- **TASK OBJECTIVE**: List all the lines in these records that hold "this".

==========

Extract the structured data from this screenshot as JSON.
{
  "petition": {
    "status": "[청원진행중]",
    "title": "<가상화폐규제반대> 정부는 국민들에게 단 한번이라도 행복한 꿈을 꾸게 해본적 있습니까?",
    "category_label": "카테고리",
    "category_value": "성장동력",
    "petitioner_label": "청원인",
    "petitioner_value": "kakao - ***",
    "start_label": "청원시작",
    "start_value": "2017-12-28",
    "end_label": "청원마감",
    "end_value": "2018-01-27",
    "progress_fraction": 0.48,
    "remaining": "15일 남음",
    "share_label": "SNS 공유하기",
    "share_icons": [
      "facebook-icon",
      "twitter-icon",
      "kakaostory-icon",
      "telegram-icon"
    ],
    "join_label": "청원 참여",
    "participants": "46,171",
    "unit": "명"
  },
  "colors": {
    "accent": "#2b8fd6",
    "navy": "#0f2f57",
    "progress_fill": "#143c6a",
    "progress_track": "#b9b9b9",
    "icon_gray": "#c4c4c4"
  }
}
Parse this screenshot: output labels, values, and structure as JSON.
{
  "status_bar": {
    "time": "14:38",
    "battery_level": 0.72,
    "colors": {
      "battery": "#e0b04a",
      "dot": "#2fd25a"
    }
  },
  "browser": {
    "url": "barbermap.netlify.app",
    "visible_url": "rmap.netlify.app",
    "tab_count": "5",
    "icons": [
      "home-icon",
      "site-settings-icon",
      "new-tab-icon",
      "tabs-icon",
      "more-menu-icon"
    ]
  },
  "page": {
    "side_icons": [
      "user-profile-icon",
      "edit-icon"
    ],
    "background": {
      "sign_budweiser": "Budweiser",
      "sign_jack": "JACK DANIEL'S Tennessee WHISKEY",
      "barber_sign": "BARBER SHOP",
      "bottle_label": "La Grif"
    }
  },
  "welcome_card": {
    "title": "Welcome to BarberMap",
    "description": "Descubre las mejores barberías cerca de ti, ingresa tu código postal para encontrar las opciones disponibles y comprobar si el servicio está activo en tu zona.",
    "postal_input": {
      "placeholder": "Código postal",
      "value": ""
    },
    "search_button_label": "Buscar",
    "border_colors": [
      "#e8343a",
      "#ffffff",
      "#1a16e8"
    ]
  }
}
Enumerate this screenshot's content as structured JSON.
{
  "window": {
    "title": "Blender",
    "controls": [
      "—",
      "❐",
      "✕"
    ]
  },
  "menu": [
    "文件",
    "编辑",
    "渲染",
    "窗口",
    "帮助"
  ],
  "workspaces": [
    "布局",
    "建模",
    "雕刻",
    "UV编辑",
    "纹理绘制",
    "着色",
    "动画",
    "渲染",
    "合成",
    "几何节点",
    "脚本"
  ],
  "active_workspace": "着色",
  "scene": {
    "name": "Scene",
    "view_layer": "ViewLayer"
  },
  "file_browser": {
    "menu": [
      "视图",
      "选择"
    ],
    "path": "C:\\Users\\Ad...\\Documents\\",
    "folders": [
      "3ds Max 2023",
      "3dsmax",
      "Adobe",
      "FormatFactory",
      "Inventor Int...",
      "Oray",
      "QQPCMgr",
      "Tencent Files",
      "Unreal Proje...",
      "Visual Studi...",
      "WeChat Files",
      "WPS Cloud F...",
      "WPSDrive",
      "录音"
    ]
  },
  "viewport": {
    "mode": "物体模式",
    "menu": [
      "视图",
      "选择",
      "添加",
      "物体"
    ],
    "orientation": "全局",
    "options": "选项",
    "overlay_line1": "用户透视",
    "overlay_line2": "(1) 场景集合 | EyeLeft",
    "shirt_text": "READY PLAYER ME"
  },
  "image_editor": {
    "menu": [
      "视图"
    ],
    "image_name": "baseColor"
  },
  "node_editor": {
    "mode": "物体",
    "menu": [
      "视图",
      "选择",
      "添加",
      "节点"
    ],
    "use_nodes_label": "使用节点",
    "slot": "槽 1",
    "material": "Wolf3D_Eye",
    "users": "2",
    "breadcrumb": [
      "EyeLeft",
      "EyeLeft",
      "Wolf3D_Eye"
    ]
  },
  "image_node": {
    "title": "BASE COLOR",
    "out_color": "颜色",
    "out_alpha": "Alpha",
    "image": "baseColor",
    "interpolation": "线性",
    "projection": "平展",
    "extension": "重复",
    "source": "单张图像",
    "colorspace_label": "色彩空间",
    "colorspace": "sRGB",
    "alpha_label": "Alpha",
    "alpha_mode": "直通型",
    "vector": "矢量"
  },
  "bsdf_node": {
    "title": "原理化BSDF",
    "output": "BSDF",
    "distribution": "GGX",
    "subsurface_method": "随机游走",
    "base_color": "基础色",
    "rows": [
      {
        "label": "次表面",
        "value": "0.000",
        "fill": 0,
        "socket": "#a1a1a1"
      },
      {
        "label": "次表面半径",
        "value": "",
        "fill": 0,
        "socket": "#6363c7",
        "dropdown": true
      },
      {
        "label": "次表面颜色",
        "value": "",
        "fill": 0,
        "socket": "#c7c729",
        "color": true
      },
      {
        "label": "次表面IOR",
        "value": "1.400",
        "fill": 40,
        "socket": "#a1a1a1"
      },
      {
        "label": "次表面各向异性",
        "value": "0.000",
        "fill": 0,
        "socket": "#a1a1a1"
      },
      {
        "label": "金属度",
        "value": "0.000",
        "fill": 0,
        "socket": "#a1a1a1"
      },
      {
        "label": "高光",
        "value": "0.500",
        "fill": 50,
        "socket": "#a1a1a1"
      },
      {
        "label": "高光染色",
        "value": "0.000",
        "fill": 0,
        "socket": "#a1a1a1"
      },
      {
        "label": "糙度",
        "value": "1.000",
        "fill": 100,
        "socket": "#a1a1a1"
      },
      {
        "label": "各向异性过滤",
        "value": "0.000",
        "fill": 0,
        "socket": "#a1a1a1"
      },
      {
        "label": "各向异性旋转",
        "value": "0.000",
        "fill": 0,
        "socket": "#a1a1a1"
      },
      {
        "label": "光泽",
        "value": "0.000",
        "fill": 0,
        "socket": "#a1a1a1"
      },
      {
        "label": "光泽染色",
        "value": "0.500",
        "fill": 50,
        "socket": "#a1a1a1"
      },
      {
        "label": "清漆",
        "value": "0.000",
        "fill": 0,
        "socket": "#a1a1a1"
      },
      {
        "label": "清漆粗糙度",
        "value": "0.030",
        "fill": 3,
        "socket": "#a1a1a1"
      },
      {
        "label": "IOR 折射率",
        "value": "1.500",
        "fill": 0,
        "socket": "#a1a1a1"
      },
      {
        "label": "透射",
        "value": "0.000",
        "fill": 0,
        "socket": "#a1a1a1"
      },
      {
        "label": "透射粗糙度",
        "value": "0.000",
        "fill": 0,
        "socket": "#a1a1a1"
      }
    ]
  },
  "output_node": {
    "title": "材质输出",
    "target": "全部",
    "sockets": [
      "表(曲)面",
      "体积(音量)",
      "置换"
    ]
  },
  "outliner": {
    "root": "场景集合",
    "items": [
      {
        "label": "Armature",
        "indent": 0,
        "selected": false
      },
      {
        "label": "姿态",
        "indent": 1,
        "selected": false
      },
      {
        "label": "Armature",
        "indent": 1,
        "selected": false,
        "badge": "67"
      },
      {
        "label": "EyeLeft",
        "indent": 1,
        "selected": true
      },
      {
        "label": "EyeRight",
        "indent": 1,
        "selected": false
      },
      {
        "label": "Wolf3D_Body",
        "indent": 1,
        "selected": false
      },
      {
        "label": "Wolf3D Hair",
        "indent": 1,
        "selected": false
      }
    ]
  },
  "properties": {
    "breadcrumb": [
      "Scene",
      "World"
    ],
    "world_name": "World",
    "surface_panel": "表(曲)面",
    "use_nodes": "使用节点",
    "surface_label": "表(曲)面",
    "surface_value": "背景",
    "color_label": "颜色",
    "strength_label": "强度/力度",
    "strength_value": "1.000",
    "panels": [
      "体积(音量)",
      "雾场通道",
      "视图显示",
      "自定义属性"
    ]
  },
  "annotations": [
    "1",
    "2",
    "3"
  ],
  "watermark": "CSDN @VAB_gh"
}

==========

- **EXERCISE ANSWER**:
Extract the structured data from this screenshot as JSON.
Parse this screenshot: output labels, values, and structure as JSON.
Enumerate this screenshot's content as structured JSON.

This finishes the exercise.